# Aim
Repeat all of the material exactly as given.

- - -

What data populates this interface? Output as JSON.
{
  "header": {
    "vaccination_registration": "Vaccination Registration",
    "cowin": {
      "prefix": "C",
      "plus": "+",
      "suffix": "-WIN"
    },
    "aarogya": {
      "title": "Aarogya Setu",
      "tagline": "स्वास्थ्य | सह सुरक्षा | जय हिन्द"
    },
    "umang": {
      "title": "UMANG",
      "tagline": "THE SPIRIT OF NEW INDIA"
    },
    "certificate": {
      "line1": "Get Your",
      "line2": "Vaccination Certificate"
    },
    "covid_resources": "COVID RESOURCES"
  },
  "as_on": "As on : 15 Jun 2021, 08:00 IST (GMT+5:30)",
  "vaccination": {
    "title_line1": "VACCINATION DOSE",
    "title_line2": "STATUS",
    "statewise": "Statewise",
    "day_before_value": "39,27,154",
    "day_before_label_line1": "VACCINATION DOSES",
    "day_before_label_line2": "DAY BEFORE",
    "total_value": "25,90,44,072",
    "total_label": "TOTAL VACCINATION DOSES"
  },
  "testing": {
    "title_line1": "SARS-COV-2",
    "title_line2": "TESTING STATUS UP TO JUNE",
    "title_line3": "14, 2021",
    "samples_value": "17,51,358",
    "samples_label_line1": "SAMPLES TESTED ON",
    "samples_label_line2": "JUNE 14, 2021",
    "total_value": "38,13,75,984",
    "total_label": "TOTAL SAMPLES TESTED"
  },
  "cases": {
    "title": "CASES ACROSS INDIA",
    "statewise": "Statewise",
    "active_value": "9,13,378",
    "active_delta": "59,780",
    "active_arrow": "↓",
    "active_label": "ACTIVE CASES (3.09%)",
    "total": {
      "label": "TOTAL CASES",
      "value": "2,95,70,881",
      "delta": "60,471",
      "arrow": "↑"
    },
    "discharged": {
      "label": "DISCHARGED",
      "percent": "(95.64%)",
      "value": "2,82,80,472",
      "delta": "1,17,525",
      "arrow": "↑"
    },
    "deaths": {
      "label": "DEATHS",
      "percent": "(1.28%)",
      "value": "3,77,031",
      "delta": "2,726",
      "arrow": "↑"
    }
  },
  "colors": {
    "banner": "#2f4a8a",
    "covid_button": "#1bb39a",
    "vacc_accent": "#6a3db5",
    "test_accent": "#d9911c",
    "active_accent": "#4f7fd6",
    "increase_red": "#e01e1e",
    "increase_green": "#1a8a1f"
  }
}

- - -

# Reply to the task
What data populates this interface? Output as JSON.
{
  "header": {
    "vaccination_registration": "Vaccination Registration",
    "cowin": {
      "prefix": "C",
      "plus": "+",
      "suffix": "-WIN"
    },
    "aarogya": {
      "title": "Aarogya Setu",
      "tagline": "स्वास्थ्य | सह सुरक्षा | जय हिन्द"
    },
    "umang": {
      "title": "UMANG",
      "tagline": "THE SPIRIT OF NEW INDIA"
    },
    "certificate": {
      "line1": "Get Your",
      "line2": "Vaccination Certificate"
    },
    "covid_resources": "COVID RESOURCES"
  },
  "as_on": "As on : 15 Jun 2021, 08:00 IST (GMT+5:30)",
  "vaccination": {
    "title_line1": "VACCINATION DOSE",
    "title_line2": "STATUS",
    "statewise": "Statewise",
    "day_before_value": "39,27,154",
    "day_before_label_line1": "VACCINATION DOSES",
    "day_before_label_line2": "DAY BEFORE",
    "total_value": "25,90,44,072",
    "total_label": "TOTAL VACCINATION DOSES"
  },
  "testing": {
    "title_line1": "SARS-COV-2",
    "title_line2": "TESTING STATUS UP TO JUNE",
    "title_line3": "14, 2021",
    "samples_value": "17,51,358",
    "samples_label_line1": "SAMPLES TESTED ON",
    "samples_label_line2": "JUNE 14, 2021",
    "total_value": "38,13,75,984",
    "total_label": "TOTAL SAMPLES TESTED"
  },
  "cases": {
    "title": "CASES ACROSS INDIA",
    "statewise": "Statewise",
    "active_value": "9,13,378",
    "active_delta": "59,780",
    "active_arrow": "↓",
    "active_label": "ACTIVE CASES (3.09%)",
    "total": {
      "label": "TOTAL CASES",
      "value": "2,95,70,881",
      "delta": "60,471",
      "arrow": "↑"
    },
    "discharged": {
      "label": "DISCHARGED",
      "percent": "(95.64%)",
      "value": "2,82,80,472",
      "delta": "1,17,525",
      "arrow": "↑"
    },
    "deaths": {
      "label": "DEATHS",
      "percent": "(1.28%)",
      "value": "3,77,031",
      "delta": "2,726",
      "arrow": "↑"
    }
  },
  "colors": {
    "banner": "#2f4a8a",
    "covid_button": "#1bb39a",
    "vacc_accent": "#6a3db5",
    "test_accent": "#d9911c",
    "active_accent": "#4f7fd6",
    "increase_red": "#e01e1e",
    "increase_green": "#1a8a1f"
  }
}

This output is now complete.